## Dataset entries
※ ※ ※

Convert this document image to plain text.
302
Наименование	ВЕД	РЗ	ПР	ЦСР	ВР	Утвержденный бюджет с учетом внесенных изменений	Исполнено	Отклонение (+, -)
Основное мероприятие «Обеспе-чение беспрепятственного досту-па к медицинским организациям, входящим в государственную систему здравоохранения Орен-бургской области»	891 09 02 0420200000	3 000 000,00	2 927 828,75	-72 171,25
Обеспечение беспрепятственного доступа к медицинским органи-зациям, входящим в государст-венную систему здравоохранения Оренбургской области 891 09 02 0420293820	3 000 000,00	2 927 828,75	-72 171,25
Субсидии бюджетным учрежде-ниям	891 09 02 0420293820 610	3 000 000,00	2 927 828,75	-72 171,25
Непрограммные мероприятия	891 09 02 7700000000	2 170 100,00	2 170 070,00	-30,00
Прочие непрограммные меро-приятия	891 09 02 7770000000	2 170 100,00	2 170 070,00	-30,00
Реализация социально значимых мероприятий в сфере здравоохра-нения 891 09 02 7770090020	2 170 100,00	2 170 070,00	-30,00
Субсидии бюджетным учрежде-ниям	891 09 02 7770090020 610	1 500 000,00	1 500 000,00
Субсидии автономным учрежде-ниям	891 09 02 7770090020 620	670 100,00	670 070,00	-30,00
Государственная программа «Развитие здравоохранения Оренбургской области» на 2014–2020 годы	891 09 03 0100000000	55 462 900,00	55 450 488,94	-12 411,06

※ ※ ※

## WRITTEN TASK
Copy out every line from the records that has the word "бюджетным".

## RESPONSE BELOW
Субсидии бюджетным учрежде-ниям	891 09 02 0420293820 610	3 000 000,00	2 927 828,75	-72 171,25
Субсидии бюджетным учрежде-ниям	891 09 02 7770090020 610	1 500 000,00	1 500 000,00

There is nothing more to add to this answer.